### AIM
Return each line that holds the word "name".

━━━━

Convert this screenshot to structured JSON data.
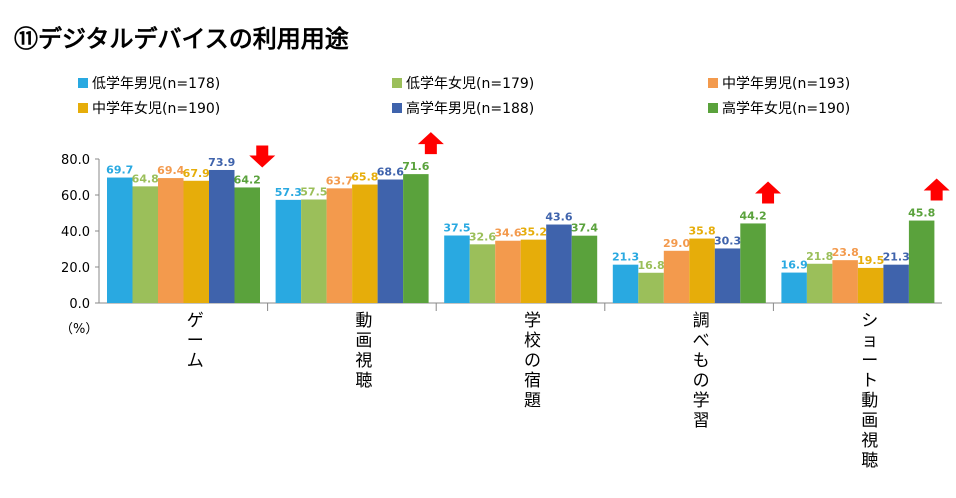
{
  "chart_data": {
    "type": "bar",
    "title": "⑪デジタルデバイスの利用用途",
    "ylabel": "（%）",
    "ylim": [
      0,
      80
    ],
    "yticks": [
      "80.0",
      "60.0",
      "40.0",
      "20.0",
      "0.0"
    ],
    "categories": [
      "ゲーム",
      "動画視聴",
      "学校の宿題",
      "調べもの学習",
      "ショート動画視聴"
    ],
    "series": [
      {
        "name": "低学年男児(n=178)",
        "color": "#29a9e1",
        "values": [
          69.7,
          57.3,
          37.5,
          21.3,
          16.9
        ]
      },
      {
        "name": "低学年女児(n=179)",
        "color": "#9bbf5a",
        "values": [
          64.8,
          57.5,
          32.6,
          16.8,
          21.8
        ]
      },
      {
        "name": "中学年男児(n=193)",
        "color": "#f39a4d",
        "values": [
          69.4,
          63.7,
          34.6,
          29.0,
          23.8
        ]
      },
      {
        "name": "中学年女児(n=190)",
        "color": "#e6ad0a",
        "values": [
          67.9,
          65.8,
          35.2,
          35.8,
          19.5
        ]
      },
      {
        "name": "高学年男児(n=188)",
        "color": "#3f63ac",
        "values": [
          73.9,
          68.6,
          43.6,
          30.3,
          21.3
        ]
      },
      {
        "name": "高学年女児(n=190)",
        "color": "#5aa23c",
        "values": [
          64.2,
          71.6,
          37.4,
          44.2,
          45.8
        ]
      }
    ],
    "arrows": [
      {
        "category": "ゲーム",
        "direction": "down"
      },
      {
        "category": "動画視聴",
        "direction": "up"
      },
      {
        "category": "調べもの学習",
        "direction": "up"
      },
      {
        "category": "ショート動画視聴",
        "direction": "up"
      }
    ],
    "arrow_color": "#ff0000"
  }
}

━━━━

### RESPONSE
        "name": "低学年男児(n=178)",
        "name": "低学年女児(n=179)",
        "name": "中学年男児(n=193)",
        "name": "中学年女児(n=190)",
        "name": "高学年男児(n=188)",
        "name": "高学年女児(n=190)",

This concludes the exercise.